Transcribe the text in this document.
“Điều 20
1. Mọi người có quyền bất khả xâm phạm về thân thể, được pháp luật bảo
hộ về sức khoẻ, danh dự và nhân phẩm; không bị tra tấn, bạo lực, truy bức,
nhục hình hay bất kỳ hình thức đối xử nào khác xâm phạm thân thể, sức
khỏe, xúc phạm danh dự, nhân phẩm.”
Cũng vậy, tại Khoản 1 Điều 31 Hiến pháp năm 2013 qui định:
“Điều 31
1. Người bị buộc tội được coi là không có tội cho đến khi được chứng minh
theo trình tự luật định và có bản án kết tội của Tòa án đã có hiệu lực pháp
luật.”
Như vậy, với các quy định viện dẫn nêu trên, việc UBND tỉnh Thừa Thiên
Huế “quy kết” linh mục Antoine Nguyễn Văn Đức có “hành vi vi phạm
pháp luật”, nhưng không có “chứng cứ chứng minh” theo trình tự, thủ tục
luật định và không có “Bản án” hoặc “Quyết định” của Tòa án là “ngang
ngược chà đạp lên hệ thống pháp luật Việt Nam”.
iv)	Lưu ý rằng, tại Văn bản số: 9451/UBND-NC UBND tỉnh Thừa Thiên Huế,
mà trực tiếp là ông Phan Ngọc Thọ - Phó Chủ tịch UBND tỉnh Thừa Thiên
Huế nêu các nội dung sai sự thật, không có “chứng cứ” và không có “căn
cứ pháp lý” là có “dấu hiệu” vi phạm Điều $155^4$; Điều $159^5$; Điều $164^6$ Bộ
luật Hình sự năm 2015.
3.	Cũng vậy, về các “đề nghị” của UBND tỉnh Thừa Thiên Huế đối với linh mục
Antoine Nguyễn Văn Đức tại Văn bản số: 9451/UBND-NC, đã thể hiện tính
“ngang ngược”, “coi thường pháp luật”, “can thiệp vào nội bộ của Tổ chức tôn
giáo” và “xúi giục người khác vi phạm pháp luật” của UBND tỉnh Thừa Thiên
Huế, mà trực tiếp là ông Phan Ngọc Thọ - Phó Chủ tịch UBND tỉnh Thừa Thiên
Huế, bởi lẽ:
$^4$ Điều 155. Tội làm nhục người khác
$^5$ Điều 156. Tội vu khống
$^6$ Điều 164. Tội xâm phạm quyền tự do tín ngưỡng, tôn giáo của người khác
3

+ + +

• **Exercise instructions**: Report only the number of lines in the data above that contain "ngược".

• **Final answer**: 2